>> BEGIN DATA ENTRIES

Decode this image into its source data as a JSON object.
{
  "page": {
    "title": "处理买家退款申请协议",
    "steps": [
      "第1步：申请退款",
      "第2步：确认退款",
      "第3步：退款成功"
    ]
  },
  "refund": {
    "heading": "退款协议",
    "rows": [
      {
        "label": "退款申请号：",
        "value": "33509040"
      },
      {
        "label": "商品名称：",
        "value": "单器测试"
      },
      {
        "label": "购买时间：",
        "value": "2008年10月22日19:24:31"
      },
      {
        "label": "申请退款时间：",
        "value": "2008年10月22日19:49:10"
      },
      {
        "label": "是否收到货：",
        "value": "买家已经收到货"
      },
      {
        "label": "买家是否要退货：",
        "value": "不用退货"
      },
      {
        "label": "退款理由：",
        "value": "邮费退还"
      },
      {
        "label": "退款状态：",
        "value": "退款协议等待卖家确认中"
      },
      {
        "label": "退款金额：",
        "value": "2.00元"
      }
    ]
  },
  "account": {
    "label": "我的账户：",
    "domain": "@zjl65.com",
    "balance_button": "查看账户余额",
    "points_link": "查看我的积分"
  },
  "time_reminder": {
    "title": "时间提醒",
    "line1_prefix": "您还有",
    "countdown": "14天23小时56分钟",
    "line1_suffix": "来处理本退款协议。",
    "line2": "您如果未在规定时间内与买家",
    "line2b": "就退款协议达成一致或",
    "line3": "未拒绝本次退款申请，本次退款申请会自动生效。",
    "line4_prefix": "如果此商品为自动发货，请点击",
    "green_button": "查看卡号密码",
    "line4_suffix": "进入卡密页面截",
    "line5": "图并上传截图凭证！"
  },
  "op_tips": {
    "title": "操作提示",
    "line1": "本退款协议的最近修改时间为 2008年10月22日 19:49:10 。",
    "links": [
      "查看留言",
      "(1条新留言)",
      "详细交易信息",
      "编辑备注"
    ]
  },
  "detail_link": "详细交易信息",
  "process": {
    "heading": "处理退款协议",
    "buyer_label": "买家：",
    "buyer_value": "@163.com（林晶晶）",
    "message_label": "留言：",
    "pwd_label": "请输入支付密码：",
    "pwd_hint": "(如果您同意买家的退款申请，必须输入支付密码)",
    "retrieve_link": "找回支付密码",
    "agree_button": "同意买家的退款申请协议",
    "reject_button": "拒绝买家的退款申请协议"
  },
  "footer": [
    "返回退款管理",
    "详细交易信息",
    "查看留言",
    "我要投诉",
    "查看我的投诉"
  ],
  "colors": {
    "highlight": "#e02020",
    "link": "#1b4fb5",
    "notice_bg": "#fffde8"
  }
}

>> END DATA ENTRIES

▶ PROBLEM TO WORK ON
Find the string "title" in the listing and return every line that holds it.

▶ ANSWER TO THE PROBLEM
    "title": "处理买家退款申请协议",
    "title": "时间提醒",
    "title": "操作提示",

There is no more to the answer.